======== MATERIAL SHOWN ========

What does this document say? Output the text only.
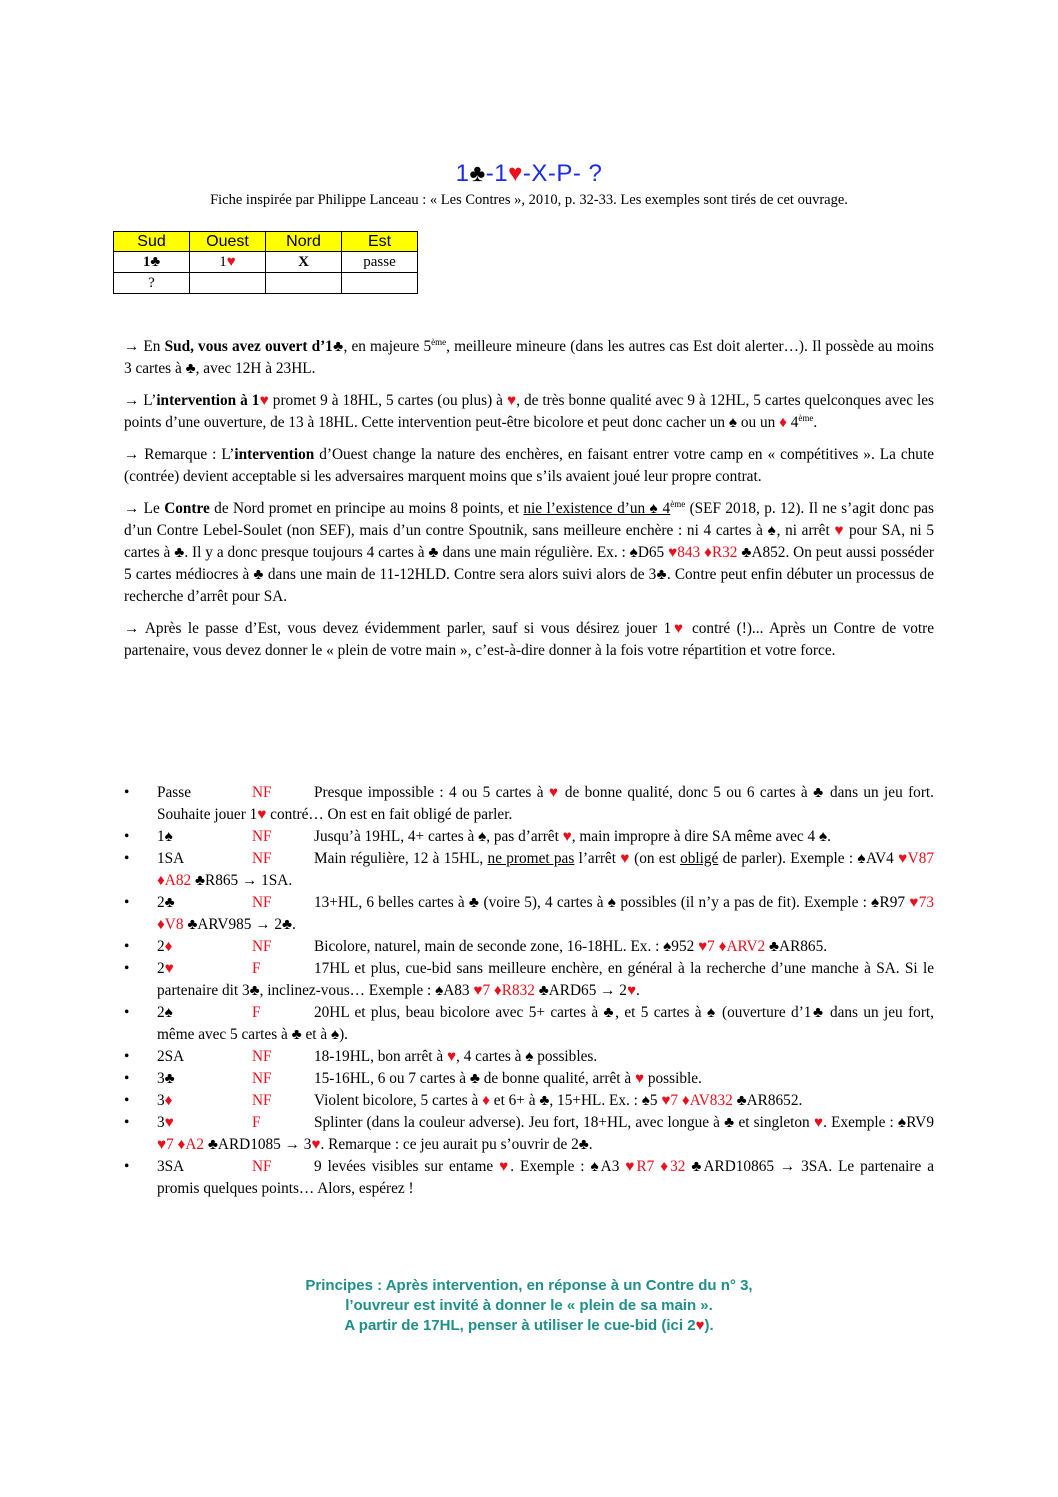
1♣-1♥-X-P- ?
Fiche inspirée par Philippe Lanceau : « Les Contres », 2010, p. 32-33. Les exemples sont tirés de cet ouvrage.
Sud	Ouest	Nord	Est
1♣	1♥	X	passe
?			

→ En Sud, vous avez ouvert d’1♣, en majeure 5ème, meilleure mineure (dans les autres cas Est doit alerter…). Il possède au moins 3 cartes à ♣, avec 12H à 23HL.

→ L’intervention à 1♥ promet 9 à 18HL, 5 cartes (ou plus) à ♥, de très bonne qualité avec 9 à 12HL, 5 cartes quelconques avec les points d’une ouverture, de 13 à 18HL. Cette intervention peut-être bicolore et peut donc cacher un ♠ ou un ♦ 4ème.

→ Remarque : L’intervention d’Ouest change la nature des enchères, en faisant entrer votre camp en « compétitives ». La chute (contrée) devient acceptable si les adversaires marquent moins que s’ils avaient joué leur propre contrat.

→ Le Contre de Nord promet en principe au moins 8 points, et nie l’existence d’un ♠ 4ème (SEF 2018, p. 12). Il ne s’agit donc pas d’un Contre Lebel-Soulet (non SEF), mais d’un contre Spoutnik, sans meilleure enchère : ni 4 cartes à ♠, ni arrêt ♥ pour SA, ni 5 cartes à ♣. Il y a donc presque toujours 4 cartes à ♣ dans une main régulière. Ex. : ♠D65 ♥843 ♦R32 ♣A852. On peut aussi posséder 5 cartes médiocres à ♣ dans une main de 11-12HLD. Contre sera alors suivi alors de 3♣. Contre peut enfin débuter un processus de recherche d’arrêt pour SA.

→ Après le passe d’Est, vous devez évidemment parler, sauf si vous désirez jouer 1♥ contré (!)... Après un Contre de votre partenaire, vous devez donner le « plein de votre main », c’est-à-dire donner à la fois votre répartition et votre force.

• Passe	NF	Presque impossible : 4 ou 5 cartes à ♥ de bonne qualité, donc 5 ou 6 cartes à ♣ dans un jeu fort. Souhaite jouer 1♥ contré… On est en fait obligé de parler.
• 1♠	NF	Jusqu’à 19HL, 4+ cartes à ♠, pas d’arrêt ♥, main impropre à dire SA même avec 4 ♠.
• 1SA	NF	Main régulière, 12 à 15HL, ne promet pas l’arrêt ♥ (on est obligé de parler). Exemple : ♠AV4 ♥V87 ♦A82 ♣R865 → 1SA.
• 2♣	NF	13+HL, 6 belles cartes à ♣ (voire 5), 4 cartes à ♠ possibles (il n’y a pas de fit). Exemple : ♠R97 ♥73 ♦V8 ♣ARV985 → 2♣.
• 2♦	NF	Bicolore, naturel, main de seconde zone, 16-18HL. Ex. : ♠952 ♥7 ♦ARV2 ♣AR865.
• 2♥	F	17HL et plus, cue-bid sans meilleure enchère, en général à la recherche d’une manche à SA. Si le partenaire dit 3♣, inclinez-vous… Exemple : ♠A83 ♥7 ♦R832 ♣ARD65 → 2♥.
• 2♠	F	20HL et plus, beau bicolore avec 5+ cartes à ♣, et 5 cartes à ♠ (ouverture d’1♣ dans un jeu fort, même avec 5 cartes à ♣ et à ♠).
• 2SA	NF	18-19HL, bon arrêt à ♥, 4 cartes à ♠ possibles.
• 3♣	NF	15-16HL, 6 ou 7 cartes à ♣ de bonne qualité, arrêt à ♥ possible.
• 3♦	NF	Violent bicolore, 5 cartes à ♦ et 6+ à ♣, 15+HL. Ex. : ♠5 ♥7 ♦AV832 ♣AR8652.
• 3♥	F	Splinter (dans la couleur adverse). Jeu fort, 18+HL, avec longue à ♣ et singleton ♥. Exemple : ♠RV9 ♥7 ♦A2 ♣ARD1085 → 3♥. Remarque : ce jeu aurait pu s’ouvrir de 2♣.
• 3SA	NF	9 levées visibles sur entame ♥. Exemple : ♠A3 ♥R7 ♦32 ♣ARD10865 → 3SA. Le partenaire a promis quelques points… Alors, espérez !
Principes : Après intervention, en réponse à un Contre du n° 3,
l’ouvreur est invité à donner le « plein de sa main ».
A partir de 17HL, penser à utiliser le cue-bid (ici 2♥).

========

# [WHAT THE TASK ASKS]
Compute the number of lines above that contain the string "jouer". Reply with that value only.

# [COMPLETED TASK]
2